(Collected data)
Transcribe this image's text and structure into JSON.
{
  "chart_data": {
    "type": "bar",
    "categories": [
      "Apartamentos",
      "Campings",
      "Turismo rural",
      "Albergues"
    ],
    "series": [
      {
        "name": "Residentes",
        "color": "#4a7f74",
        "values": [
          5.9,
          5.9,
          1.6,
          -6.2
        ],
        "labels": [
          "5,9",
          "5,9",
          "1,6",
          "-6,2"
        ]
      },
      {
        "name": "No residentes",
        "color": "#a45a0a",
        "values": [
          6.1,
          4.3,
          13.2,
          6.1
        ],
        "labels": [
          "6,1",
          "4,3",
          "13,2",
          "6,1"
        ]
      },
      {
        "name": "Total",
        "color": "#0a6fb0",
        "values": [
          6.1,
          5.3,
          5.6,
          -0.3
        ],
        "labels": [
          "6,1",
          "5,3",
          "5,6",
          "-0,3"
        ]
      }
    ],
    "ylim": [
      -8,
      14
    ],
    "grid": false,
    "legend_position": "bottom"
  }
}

---

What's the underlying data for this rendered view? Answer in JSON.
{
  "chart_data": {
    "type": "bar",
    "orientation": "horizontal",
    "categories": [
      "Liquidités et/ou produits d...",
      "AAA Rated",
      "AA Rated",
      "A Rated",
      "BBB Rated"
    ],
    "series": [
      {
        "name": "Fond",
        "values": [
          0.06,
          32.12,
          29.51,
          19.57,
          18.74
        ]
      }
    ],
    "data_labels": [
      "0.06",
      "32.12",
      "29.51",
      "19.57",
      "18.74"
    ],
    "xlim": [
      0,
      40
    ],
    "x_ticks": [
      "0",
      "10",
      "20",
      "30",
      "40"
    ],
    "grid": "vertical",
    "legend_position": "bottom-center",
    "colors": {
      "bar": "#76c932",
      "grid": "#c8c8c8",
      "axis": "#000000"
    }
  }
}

## Exercise objective
Gather every line from the entries above where the word "grid" appears, and copy them.

## Task output
    "grid": false,
    "grid": "vertical",
      "grid": "#c8c8c8",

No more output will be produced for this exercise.